§ **DIRECTIONS**
#1 Answer these questions from the email thread on variant validation, marking each answer (a), (b) or (c):
(a) From which project were the large set of test cases generated?
(b) With whom does Aihua say she will check about the write path in Go?
(c) According to Micah, what have the multiple OSS reader implementations all been validated against?
#2 List every person named in the email thread on variant validation.
#3 Pick up the email thread on variant validation at the point where it stops, and continue it.
═══ EXCERPT TO READ
>
> You want to see if the write path in GO is compatible? Let
> me check with Matt on this.


Yes, IIUC, I think there are now multiple OSS reader implementations, that
have all been validated against parquet-java writing.  So I think it is
important we validate a second writer can produce files that can be read by
parquet-java.

Thanks,
Micah

On Mon, Aug 11, 2025 at 9:17 AM Aihua Xu <[email protected]> wrote:

> Hi Micah,
>
> What we have done is to generate a large set of the test cases from the
> Iceberg project and validate in Java and GO. All of those implementations
> are independent. You want to see if the write path in GO is compatible? Let
> me check with Matt on this.
>
> Thanks,
> Aihua
>
> On Sun, Aug 10, 2025 at 9:24 PM Micah Kornfield <[email protected]>
> wrote:
>
> > >
> > > We have completed cross-language validation for variant and the
> > > implementation compatibility appears solid
> >
> >
> > Great, apologies if I missed it but did we verify Java being able to read
> > Go's output?
══════
═══ DATA EXCERPTS
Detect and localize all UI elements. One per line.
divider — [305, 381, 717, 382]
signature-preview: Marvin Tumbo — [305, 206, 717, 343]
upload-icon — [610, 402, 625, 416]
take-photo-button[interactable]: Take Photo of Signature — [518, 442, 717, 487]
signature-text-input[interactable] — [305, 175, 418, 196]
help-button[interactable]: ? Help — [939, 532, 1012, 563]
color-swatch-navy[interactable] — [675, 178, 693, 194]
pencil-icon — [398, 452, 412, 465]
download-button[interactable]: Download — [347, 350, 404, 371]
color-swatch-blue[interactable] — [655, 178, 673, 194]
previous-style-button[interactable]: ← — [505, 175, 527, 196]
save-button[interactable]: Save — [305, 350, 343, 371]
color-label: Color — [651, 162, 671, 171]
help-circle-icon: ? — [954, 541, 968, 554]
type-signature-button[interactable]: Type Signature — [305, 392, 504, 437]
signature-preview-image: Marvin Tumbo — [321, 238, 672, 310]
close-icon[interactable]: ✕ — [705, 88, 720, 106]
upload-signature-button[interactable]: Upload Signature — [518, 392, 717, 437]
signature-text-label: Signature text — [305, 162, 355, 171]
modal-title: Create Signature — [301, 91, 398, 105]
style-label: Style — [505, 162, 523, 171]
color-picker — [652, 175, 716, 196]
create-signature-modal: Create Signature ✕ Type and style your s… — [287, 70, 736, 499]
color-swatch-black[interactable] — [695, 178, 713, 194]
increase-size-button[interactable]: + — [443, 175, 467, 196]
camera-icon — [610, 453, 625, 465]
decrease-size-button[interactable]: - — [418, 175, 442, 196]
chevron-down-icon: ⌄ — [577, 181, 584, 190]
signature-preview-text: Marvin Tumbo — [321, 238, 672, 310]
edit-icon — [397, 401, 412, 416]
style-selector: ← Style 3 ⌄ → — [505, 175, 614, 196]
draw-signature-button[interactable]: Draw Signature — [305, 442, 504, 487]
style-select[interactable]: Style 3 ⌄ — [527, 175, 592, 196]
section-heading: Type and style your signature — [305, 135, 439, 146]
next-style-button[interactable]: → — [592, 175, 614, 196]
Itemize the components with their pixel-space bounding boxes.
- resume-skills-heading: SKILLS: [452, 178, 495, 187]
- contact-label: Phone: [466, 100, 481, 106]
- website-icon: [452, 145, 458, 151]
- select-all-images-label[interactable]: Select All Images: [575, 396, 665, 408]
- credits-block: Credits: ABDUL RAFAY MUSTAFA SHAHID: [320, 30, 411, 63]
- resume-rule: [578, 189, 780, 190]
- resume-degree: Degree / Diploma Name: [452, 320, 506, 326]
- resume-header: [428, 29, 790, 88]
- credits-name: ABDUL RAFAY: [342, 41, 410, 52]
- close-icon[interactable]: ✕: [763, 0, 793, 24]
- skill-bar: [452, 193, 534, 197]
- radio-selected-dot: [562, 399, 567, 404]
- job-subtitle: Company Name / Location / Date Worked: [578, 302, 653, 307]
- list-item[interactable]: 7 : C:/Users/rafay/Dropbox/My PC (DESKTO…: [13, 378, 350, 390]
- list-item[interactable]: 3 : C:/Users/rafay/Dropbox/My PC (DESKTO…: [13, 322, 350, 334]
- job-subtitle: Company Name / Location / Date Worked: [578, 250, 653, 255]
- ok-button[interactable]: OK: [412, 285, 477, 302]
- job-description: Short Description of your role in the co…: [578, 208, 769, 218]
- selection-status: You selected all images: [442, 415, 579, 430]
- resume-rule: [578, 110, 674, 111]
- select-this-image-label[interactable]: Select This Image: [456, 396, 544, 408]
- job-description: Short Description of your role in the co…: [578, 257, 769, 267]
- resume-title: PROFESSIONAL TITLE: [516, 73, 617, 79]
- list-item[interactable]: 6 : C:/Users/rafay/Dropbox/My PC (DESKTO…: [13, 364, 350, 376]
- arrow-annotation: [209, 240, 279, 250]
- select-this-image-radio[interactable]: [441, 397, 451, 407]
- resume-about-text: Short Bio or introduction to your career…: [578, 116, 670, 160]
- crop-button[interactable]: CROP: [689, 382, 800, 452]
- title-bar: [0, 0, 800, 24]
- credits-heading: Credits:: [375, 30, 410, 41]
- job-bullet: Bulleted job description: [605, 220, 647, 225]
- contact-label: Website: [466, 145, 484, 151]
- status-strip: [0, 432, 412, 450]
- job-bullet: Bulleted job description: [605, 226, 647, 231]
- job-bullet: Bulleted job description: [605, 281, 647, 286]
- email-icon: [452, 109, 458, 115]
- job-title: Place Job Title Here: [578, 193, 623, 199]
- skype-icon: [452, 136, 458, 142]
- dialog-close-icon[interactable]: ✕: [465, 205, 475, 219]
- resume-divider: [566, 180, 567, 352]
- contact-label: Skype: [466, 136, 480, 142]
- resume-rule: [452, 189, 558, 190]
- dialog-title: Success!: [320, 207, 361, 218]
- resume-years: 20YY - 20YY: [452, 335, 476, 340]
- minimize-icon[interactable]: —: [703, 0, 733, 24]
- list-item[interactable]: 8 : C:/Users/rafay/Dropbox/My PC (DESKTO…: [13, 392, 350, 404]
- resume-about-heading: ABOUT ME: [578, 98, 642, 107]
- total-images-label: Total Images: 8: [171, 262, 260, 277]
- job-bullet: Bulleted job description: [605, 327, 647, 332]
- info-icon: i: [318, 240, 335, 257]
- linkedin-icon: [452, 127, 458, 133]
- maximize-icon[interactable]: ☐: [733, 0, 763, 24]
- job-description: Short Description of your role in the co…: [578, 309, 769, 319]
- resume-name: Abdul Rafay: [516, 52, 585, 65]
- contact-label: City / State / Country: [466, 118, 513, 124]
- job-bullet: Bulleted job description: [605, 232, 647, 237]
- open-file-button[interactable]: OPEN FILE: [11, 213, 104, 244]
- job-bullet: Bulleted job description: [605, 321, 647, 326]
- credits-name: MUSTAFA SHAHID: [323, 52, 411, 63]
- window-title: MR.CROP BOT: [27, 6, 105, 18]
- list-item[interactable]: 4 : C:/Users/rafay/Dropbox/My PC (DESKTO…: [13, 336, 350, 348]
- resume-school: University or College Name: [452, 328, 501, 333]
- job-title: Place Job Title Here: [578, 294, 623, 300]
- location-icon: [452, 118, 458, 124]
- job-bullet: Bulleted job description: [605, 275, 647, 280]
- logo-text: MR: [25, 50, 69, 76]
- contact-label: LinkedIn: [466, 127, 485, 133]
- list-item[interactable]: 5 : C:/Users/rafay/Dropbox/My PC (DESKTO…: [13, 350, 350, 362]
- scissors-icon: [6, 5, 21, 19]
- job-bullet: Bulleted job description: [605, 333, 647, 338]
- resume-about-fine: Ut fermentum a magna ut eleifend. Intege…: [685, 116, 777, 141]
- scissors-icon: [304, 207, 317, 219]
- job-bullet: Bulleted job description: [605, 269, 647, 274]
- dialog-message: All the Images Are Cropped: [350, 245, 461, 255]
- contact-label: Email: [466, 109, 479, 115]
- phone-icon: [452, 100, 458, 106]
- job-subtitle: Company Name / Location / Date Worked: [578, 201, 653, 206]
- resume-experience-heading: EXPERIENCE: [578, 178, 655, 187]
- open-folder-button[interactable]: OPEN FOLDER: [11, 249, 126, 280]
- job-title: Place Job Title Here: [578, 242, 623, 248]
══════
§ **RESPONSES**
#1
(a) The Iceberg project.
(b) Matt.
(c) parquet-java writing.

#2 Micah Kornfield, Aihua Xu, Matt

#3
> >
> > On Fri, Aug 8, 2025 at 9:38 PM Aihua Xu <[email protected]> wrote:
> >
> > > We have completed cross-language validation for variant and the
> > > implementation compatibility appears solid. Matt has raised some
> comments
> > > regarding how to handle invalid cases. In fact, we had a long
> discussion
> > > during the spec development about whether to explicitly define the
> > behavior
> > > for such cases. We should be able to clear that out soon.
> > >
> > >
> > > > On Aug 8, 2025, at 2:35 PM, Jia Yu <[email protected]> wrote:
> > > >
> > > > Hi Gang,
> > > >
> > > > Thanks for letting me know.
> > > >
> > > > Would it make sense to create a new Parquet Java branch that includes
> > all
> > > > other commits except the Variant type implementation? That way, we
> > could
> > > > release a version without Variant entirely.
> > > >
> > > > We’re eager to get the Geo type released, but at the same time, we
> > don’t
> > > > want to rush the Variant work or ship something that’s not fully
> ready.
> > > >
> > > > Thanks,
> > > > Jia
> > > >
> > > >> On Fri, Aug 8, 2025 at 1:25 AM Gang Wu <[email protected]> wrote:
> > > >>
> > > >> parquet-cpp does not implement variant type yet, so it is safe to
> > > release
> > > >> the geo types. IIUC, there is no easy way to block users from
> > producing
> > > >> files with variant types in parquet-java, so this is the main
> concern.
> > > >>
> > > >> Perhaps Aihua can provide an update on the progress?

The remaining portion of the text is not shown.